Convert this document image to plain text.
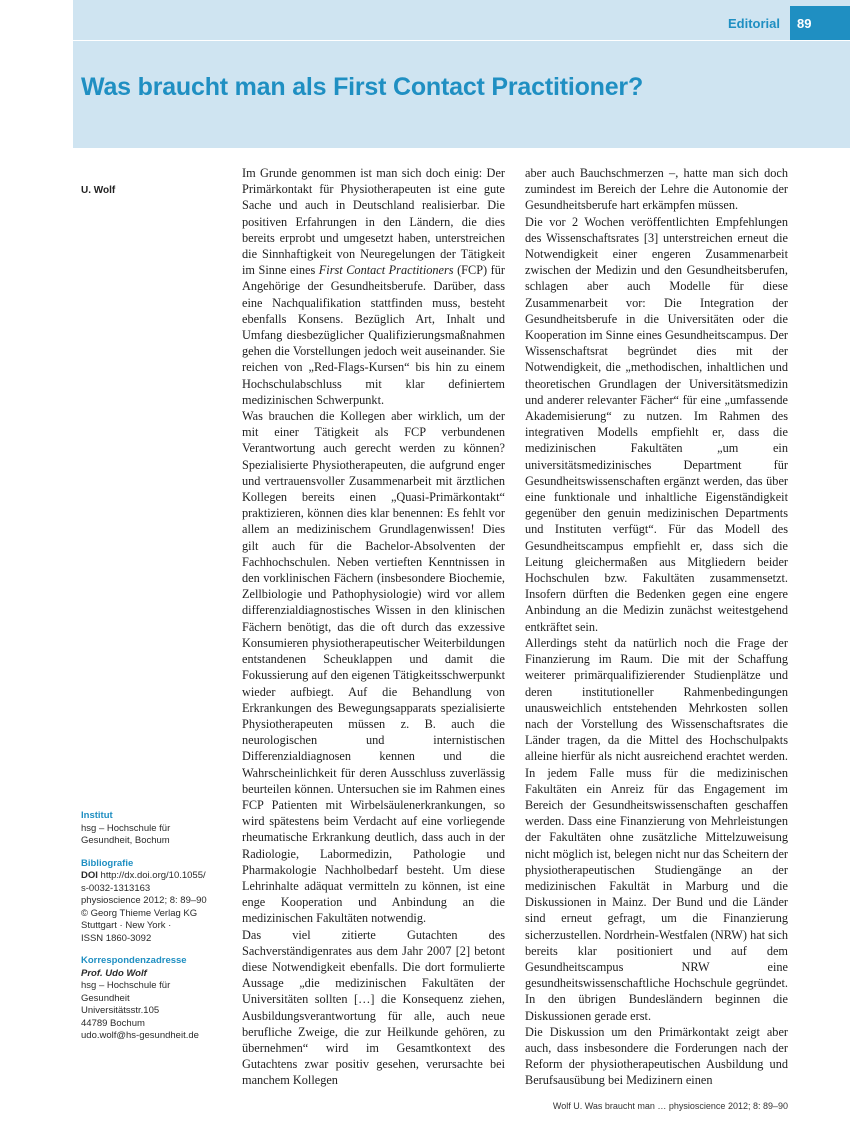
Editorial	89
Was braucht man als First Contact Practitioner?
U. Wolf
Institut
hsg – Hochschule für
Gesundheit, Bochum
Bibliografie
DOI http://dx.doi.org/10.1055/
s-0032-1313163
physioscience 2012; 8: 89–90
© Georg Thieme Verlag KG
Stuttgart · New York ·
ISSN 1860-3092
Korrespondenzadresse
Prof. Udo Wolf
hsg – Hochschule für
Gesundheit
Universitätsstr.105
44789 Bochum
udo.wolf@hs-gesundheit.de

Im Grunde genommen ist man sich doch einig: Der Primärkontakt für Physiotherapeuten ist eine gute Sache und auch in Deutschland realisierbar. Die positiven Erfahrungen in den Ländern, die dies bereits erprobt und umgesetzt haben, unterstreichen die Sinnhaftigkeit von Neuregelungen der Tätigkeit im Sinne eines First Contact Practitioners (FCP) für Angehörige der Gesundheitsberufe. Darüber, dass eine Nachqualifikation stattfinden muss, besteht ebenfalls Konsens. Bezüglich Art, Inhalt und Umfang diesbezüglicher Qualifizierungsmaßnahmen gehen die Vorstellungen jedoch weit auseinander. Sie reichen von „Red-Flags-Kursen“ bis hin zu einem Hochschulabschluss mit klar definiertem medizinischen Schwerpunkt.

Was brauchen die Kollegen aber wirklich, um der mit einer Tätigkeit als FCP verbundenen Verantwortung auch gerecht werden zu können? Spezialisierte Physiotherapeuten, die aufgrund enger und vertrauensvoller Zusammenarbeit mit ärztlichen Kollegen bereits einen „Quasi-Primärkontakt“ praktizieren, können dies klar benennen: Es fehlt vor allem an medizinischem Grundlagenwissen! Dies gilt auch für die Bachelor-Absolventen der Fachhochschulen. Neben vertieften Kenntnissen in den vorklinischen Fächern (insbesondere Biochemie, Zellbiologie und Pathophysiologie) wird vor allem differenzialdiagnostisches Wissen in den klinischen Fächern benötigt, das die oft durch das exzessive Konsumieren physiotherapeutischer Weiterbildungen entstandenen Scheuklappen und damit die Fokussierung auf den eigenen Tätigkeitsschwerpunkt wieder aufbiegt. Auf die Behandlung von Erkrankungen des Bewegungsapparats spezialisierte Physiotherapeuten müssen z. B. auch die neurologischen und internistischen Differenzialdiagnosen kennen und die Wahrscheinlichkeit für deren Ausschluss zuverlässig beurteilen können. Untersuchen sie im Rahmen eines FCP Patienten mit Wirbelsäulenerkrankungen, so wird spätestens beim Verdacht auf eine vorliegende rheumatische Erkrankung deutlich, dass auch in der Radiologie, Labormedizin, Pathologie und Pharmakologie Nachholbedarf besteht. Um diese Lehrinhalte adäquat vermitteln zu können, ist eine enge Kooperation und Anbindung an die medizinischen Fakultäten notwendig.

Das viel zitierte Gutachten des Sachverständigenrates aus dem Jahr 2007 [2] betont diese Notwendigkeit ebenfalls. Die dort formulierte Aussage „die medizinischen Fakultäten der Universitäten sollten […] die Konsequenz ziehen, Ausbildungsverantwortung für alle, auch neue berufliche Zweige, die zur Heilkunde gehören, zu übernehmen“ wird im Gesamtkontext des Gutachtens zwar positiv gesehen, verursachte bei manchem Kollegen

aber auch Bauchschmerzen –, hatte man sich doch zumindest im Bereich der Lehre die Autonomie der Gesundheitsberufe hart erkämpfen müssen.

Die vor 2 Wochen veröffentlichten Empfehlungen des Wissenschaftsrates [3] unterstreichen erneut die Notwendigkeit einer engeren Zusammenarbeit zwischen der Medizin und den Gesundheitsberufen, schlagen aber auch Modelle für diese Zusammenarbeit vor: Die Integration der Gesundheitsberufe in die Universitäten oder die Kooperation im Sinne eines Gesundheitscampus. Der Wissenschaftsrat begründet dies mit der Notwendigkeit, die „methodischen, inhaltlichen und theoretischen Grundlagen der Universitätsmedizin und anderer relevanter Fächer“ für eine „umfassende Akademisierung“ zu nutzen. Im Rahmen des integrativen Modells empfiehlt er, dass die medizinischen Fakultäten „um ein universitätsmedizinisches Department für Gesundheitswissenschaften ergänzt werden, das über eine funktionale und inhaltliche Eigenständigkeit gegenüber den genuin medizinischen Departments und Instituten verfügt“. Für das Modell des Gesundheitscampus empfiehlt er, dass sich die Leitung gleichermaßen aus Mitgliedern beider Hochschulen bzw. Fakultäten zusammensetzt. Insofern dürften die Bedenken gegen eine engere Anbindung an die Medizin zunächst weitestgehend entkräftet sein.

Allerdings steht da natürlich noch die Frage der Finanzierung im Raum. Die mit der Schaffung weiterer primärqualifizierender Studienplätze und deren institutioneller Rahmenbedingungen unausweichlich entstehenden Mehrkosten sollen nach der Vorstellung des Wissenschaftsrates die Länder tragen, da die Mittel des Hochschulpakts alleine hierfür als nicht ausreichend erachtet werden. In jedem Falle muss für die medizinischen Fakultäten ein Anreiz für das Engagement im Bereich der Gesundheitswissenschaften geschaffen werden. Dass eine Finanzierung von Mehrleistungen der Fakultäten ohne zusätzliche Mittelzuweisung nicht möglich ist, belegen nicht nur das Scheitern der physiotherapeutischen Studiengänge an der medizinischen Fakultät in Marburg und die Diskussionen in Mainz. Der Bund und die Länder sind erneut gefragt, um die Finanzierung sicherzustellen. Nordrhein-Westfalen (NRW) hat sich bereits klar positioniert und auf dem Gesundheitscampus NRW eine gesundheitswissenschaftliche Hochschule gegründet. In den übrigen Bundesländern beginnen die Diskussionen gerade erst.

Die Diskussion um den Primärkontakt zeigt aber auch, dass insbesondere die Forderungen nach der Reform der physiotherapeutischen Ausbildung und Berufsausübung bei Medizinern einen

Wolf U. Was braucht man … physioscience 2012; 8: 89–90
-----
From the records above, return each line that includes "braucht".

Result of this exercise
Was braucht man als First Contact Practitioner?
Wolf U. Was braucht man … physioscience 2012; 8: 89–90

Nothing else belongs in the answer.